### REQUIREMENT
Retype each line exactly. Skip images.

### TASK MATERIAL
══════════════════════════════

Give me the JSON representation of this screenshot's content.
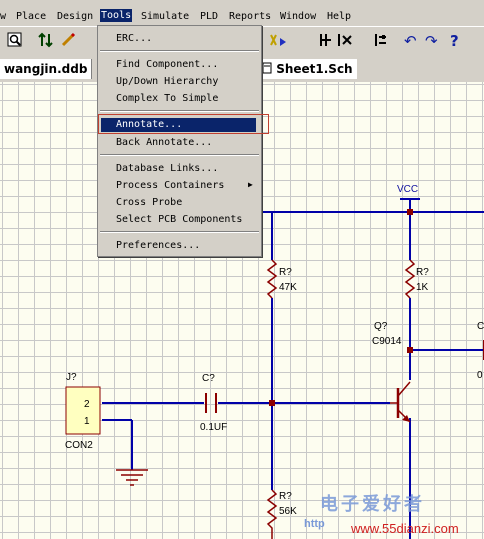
{
  "menubar": {
    "items": [
      "w",
      "Place",
      "Design",
      "Tools",
      "Simulate",
      "PLD",
      "Reports",
      "Window",
      "Help"
    ]
  },
  "tabs": {
    "database": "wangjin.ddb",
    "sheet": "Sheet1.Sch"
  },
  "tools_menu": {
    "items": [
      "ERC...",
      "Find Component...",
      "Up/Down Hierarchy",
      "Complex To Simple",
      "Annotate...",
      "Back Annotate...",
      "Database Links...",
      "Process Containers",
      "Cross Probe",
      "Select PCB Components",
      "Preferences..."
    ],
    "highlighted": "Annotate..."
  },
  "schematic": {
    "vcc": "VCC",
    "r1_ref": "R?",
    "r1_val": "47K",
    "r2_ref": "R?",
    "r2_val": "1K",
    "r3_ref": "R?",
    "r3_val": "56K",
    "q_ref": "Q?",
    "q_val": "C9014",
    "c_ref": "C?",
    "c_val": "0.1UF",
    "c2_ref": "C",
    "c2_val": "0",
    "j_ref": "J?",
    "j_val": "CON2",
    "pin2": "2",
    "pin1": "1"
  },
  "watermark": {
    "cn": "电子爱好者",
    "http": "http",
    "url": "www.55dianzi.com"
  },
  "colors": {
    "wire": "#0000a8",
    "component": "#8b0000",
    "connector_fill": "#ffffc0",
    "menu_highlight": "#0a246a",
    "annotate_frame": "#c04030"
  }
}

══════════════════════════════

### RESULT FOR THIS TASK
Give me the JSON representation of this screenshot's content.
{
  "menubar": {
    "items": [
      "w",
      "Place",
      "Design",
      "Tools",
      "Simulate",
      "PLD",
      "Reports",
      "Window",
      "Help"
    ]
  },
  "tabs": {
    "database": "wangjin.ddb",
    "sheet": "Sheet1.Sch"
  },
  "tools_menu": {
    "items": [
      "ERC...",
      "Find Component...",
      "Up/Down Hierarchy",
      "Complex To Simple",
      "Annotate...",
      "Back Annotate...",
      "Database Links...",
      "Process Containers",
      "Cross Probe",
      "Select PCB Components",
      "Preferences..."
    ],
    "highlighted": "Annotate..."
  },
  "schematic": {
    "vcc": "VCC",
    "r1_ref": "R?",
    "r1_val": "47K",
    "r2_ref": "R?",
    "r2_val": "1K",
    "r3_ref": "R?",
    "r3_val": "56K",
    "q_ref": "Q?",
    "q_val": "C9014",
    "c_ref": "C?",
    "c_val": "0.1UF",
    "c2_ref": "C",
    "c2_val": "0",
    "j_ref": "J?",
    "j_val": "CON2",
    "pin2": "2",
    "pin1": "1"
  },
  "watermark": {
    "cn": "电子爱好者",
    "http": "http",
    "url": "www.55dianzi.com"
  },
  "colors": {
    "wire": "#0000a8",
    "component": "#8b0000",
    "connector_fill": "#ffffc0",
    "menu_highlight": "#0a246a",
    "annotate_frame": "#c04030"
  }
}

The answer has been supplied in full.